BRIEF | Work out the number of lines in the records that include the word "информация"; reply with that number alone.

SUPPLIED RECORDS |
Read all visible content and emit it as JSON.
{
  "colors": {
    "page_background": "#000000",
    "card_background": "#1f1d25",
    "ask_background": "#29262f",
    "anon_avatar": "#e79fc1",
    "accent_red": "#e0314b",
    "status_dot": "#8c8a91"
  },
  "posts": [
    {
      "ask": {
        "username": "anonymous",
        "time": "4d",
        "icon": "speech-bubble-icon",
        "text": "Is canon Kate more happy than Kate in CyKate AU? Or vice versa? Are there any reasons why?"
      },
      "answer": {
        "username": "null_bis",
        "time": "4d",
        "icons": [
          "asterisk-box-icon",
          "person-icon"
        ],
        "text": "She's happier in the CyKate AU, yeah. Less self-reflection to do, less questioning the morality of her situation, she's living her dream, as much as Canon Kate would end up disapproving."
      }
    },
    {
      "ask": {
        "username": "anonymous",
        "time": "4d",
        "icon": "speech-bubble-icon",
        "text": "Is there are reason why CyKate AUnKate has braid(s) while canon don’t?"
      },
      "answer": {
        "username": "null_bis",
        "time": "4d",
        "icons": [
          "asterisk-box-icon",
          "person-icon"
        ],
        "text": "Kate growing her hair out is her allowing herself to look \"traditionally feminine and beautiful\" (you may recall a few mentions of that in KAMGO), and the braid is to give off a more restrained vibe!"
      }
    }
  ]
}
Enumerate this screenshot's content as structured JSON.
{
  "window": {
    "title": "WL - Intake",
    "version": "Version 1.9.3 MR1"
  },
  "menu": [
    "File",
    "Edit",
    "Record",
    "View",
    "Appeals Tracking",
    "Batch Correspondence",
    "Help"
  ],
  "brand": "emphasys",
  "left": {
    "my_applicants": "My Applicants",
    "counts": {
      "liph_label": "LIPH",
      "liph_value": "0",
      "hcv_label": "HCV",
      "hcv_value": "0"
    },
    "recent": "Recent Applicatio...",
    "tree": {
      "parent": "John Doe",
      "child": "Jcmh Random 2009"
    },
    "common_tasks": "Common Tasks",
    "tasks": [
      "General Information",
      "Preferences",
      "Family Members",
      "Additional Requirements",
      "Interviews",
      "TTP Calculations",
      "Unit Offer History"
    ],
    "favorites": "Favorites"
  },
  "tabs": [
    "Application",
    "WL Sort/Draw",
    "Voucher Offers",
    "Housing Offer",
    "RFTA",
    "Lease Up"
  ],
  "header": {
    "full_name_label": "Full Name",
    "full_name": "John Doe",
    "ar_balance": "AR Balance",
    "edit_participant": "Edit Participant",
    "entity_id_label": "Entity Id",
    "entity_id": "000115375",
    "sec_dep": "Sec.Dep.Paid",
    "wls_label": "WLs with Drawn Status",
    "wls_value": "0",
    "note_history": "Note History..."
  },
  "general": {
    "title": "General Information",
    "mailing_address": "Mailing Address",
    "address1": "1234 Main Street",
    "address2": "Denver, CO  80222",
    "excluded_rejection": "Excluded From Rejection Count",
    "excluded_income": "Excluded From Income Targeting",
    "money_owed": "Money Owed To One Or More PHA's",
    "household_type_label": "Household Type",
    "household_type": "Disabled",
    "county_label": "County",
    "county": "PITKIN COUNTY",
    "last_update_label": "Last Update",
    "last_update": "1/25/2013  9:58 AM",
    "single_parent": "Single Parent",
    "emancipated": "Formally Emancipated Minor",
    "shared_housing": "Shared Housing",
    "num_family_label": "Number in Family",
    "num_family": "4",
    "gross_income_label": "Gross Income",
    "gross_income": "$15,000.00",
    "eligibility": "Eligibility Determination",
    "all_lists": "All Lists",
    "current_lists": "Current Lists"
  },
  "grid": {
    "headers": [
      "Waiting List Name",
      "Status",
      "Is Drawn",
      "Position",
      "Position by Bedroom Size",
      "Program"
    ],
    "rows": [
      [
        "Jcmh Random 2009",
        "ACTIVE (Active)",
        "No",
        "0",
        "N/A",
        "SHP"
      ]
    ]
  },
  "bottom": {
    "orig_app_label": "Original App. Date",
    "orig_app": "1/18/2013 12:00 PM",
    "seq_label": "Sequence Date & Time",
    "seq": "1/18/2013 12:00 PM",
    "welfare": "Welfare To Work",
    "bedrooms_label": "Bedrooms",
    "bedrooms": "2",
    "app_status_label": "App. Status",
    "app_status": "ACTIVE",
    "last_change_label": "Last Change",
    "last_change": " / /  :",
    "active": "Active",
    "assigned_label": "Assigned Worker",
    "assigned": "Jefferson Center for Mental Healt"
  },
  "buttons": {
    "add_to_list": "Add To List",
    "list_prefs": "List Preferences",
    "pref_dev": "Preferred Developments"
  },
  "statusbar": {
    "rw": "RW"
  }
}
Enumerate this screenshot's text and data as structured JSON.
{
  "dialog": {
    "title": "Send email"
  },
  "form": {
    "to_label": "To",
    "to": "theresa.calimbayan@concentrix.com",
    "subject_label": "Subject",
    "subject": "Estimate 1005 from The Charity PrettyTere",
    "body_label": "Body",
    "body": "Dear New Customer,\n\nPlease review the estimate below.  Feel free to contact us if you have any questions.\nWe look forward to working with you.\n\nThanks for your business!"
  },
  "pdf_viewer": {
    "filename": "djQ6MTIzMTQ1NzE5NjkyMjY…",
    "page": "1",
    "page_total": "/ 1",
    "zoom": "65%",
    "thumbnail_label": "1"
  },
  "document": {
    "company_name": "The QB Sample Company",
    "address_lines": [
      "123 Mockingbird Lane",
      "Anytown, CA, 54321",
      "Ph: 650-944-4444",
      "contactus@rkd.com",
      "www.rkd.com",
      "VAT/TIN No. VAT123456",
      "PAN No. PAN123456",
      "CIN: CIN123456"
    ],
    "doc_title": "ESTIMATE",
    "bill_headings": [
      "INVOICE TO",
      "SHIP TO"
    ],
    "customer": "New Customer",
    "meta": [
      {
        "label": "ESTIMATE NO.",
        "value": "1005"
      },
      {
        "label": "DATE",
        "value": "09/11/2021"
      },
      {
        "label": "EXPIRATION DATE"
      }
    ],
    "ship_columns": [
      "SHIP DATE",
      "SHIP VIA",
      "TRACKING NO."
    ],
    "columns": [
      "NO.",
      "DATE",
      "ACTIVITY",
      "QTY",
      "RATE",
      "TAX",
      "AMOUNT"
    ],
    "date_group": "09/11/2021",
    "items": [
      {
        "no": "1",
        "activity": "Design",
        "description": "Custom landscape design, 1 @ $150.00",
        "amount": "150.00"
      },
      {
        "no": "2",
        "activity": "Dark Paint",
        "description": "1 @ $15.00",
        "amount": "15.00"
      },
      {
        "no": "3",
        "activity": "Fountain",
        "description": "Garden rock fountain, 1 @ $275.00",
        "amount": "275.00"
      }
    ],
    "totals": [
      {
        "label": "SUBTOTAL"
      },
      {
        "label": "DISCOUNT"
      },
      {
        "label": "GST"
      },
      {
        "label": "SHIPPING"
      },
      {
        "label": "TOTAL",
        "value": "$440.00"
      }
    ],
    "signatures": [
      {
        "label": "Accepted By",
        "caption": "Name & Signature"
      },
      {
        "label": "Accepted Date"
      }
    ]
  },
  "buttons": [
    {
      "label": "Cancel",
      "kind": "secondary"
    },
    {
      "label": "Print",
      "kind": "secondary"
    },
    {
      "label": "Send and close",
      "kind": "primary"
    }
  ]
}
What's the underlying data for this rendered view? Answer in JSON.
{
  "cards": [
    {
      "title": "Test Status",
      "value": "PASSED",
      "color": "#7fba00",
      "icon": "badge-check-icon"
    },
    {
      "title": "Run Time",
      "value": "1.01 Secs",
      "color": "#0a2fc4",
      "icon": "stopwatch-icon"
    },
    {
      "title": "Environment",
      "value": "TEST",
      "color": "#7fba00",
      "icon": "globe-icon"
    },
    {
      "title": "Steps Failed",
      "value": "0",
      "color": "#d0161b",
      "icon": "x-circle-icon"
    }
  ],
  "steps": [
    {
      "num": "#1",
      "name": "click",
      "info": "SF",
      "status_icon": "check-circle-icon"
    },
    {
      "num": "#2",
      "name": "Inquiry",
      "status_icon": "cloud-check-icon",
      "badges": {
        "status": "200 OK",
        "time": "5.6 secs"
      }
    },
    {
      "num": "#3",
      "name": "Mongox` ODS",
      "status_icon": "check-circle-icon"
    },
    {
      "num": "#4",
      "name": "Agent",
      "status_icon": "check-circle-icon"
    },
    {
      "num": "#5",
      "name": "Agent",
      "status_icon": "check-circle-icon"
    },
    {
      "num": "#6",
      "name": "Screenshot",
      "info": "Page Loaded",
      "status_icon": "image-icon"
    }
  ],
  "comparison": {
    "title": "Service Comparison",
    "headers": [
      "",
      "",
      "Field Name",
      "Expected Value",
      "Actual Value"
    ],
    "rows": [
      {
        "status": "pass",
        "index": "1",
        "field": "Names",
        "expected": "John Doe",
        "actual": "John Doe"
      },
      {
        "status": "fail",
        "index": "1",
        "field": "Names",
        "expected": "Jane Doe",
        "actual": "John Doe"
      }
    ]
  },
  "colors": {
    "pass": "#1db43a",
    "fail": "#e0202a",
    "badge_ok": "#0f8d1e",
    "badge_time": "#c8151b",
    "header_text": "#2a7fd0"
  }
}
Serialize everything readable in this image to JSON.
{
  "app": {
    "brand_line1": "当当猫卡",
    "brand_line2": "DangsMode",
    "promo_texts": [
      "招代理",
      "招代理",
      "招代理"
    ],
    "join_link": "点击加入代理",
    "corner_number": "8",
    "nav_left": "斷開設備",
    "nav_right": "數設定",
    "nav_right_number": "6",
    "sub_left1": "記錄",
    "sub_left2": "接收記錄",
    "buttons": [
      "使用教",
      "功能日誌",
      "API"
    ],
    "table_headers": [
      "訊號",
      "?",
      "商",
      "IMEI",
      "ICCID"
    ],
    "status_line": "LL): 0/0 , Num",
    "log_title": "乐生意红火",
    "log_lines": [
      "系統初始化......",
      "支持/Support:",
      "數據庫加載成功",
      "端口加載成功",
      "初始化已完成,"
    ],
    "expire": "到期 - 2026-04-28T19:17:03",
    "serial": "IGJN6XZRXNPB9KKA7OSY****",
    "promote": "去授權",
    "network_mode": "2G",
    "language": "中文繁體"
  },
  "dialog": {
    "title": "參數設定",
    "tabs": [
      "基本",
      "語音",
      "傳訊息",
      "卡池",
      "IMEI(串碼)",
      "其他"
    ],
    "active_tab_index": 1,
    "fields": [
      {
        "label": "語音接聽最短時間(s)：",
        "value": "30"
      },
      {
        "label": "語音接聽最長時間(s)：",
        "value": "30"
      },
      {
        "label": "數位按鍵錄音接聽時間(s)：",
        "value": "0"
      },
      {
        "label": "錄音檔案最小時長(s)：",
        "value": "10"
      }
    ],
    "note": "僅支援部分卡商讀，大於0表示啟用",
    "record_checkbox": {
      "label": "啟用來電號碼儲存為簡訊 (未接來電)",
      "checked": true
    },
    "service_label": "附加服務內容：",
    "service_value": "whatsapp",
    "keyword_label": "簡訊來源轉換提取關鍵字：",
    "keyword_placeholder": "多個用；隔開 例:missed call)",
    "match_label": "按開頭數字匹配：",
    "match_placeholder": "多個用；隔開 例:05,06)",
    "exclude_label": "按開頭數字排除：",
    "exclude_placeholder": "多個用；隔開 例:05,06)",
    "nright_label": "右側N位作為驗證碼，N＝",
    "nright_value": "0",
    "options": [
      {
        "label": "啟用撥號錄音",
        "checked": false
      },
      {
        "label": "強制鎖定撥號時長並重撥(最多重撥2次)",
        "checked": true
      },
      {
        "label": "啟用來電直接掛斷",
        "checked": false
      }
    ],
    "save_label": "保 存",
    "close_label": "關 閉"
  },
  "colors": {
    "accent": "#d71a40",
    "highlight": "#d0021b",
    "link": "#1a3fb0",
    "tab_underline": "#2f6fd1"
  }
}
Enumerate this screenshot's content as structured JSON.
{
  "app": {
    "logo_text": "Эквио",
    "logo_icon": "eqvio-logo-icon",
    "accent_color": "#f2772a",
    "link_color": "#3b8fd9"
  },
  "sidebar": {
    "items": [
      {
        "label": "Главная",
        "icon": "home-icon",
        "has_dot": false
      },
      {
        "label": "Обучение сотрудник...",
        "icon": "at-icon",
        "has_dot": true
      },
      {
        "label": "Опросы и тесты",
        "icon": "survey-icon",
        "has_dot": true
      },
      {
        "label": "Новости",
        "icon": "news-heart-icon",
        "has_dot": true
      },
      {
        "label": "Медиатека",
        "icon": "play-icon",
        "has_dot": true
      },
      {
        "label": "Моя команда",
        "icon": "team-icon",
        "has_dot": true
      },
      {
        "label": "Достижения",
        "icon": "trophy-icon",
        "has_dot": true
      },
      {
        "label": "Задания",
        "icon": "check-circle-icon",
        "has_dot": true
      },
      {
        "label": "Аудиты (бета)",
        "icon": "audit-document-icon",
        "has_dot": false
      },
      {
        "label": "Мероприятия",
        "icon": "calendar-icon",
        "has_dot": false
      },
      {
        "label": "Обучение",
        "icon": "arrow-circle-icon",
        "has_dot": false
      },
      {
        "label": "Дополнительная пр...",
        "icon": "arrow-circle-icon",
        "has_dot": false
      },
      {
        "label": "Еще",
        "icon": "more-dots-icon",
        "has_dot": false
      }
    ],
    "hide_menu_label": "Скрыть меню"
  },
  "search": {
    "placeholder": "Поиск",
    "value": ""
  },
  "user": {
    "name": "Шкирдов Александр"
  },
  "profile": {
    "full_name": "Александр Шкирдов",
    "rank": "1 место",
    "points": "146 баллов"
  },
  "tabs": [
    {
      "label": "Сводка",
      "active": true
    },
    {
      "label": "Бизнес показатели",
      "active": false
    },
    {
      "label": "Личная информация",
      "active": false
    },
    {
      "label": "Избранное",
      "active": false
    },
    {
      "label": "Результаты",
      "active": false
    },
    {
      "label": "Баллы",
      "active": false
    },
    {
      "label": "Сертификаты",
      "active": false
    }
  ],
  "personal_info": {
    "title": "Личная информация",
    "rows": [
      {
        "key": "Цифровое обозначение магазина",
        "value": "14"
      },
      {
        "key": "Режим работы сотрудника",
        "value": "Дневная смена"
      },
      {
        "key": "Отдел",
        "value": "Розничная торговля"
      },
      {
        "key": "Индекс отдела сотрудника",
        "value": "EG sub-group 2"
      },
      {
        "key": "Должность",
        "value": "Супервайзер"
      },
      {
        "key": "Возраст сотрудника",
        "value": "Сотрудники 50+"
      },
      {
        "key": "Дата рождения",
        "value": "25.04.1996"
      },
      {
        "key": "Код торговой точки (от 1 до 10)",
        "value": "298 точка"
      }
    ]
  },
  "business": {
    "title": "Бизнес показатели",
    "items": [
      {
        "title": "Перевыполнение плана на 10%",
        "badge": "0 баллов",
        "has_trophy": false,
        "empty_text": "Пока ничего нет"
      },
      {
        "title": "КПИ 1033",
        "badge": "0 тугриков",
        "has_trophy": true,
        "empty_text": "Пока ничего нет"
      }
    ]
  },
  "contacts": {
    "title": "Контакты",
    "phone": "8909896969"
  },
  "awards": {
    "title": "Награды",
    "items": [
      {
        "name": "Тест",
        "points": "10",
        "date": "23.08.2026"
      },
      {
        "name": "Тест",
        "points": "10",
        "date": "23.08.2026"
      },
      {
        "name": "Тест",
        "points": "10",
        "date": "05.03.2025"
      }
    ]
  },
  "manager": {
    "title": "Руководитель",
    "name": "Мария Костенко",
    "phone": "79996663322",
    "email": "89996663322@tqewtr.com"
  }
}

RESPONSE TO THE EXERCISE | 2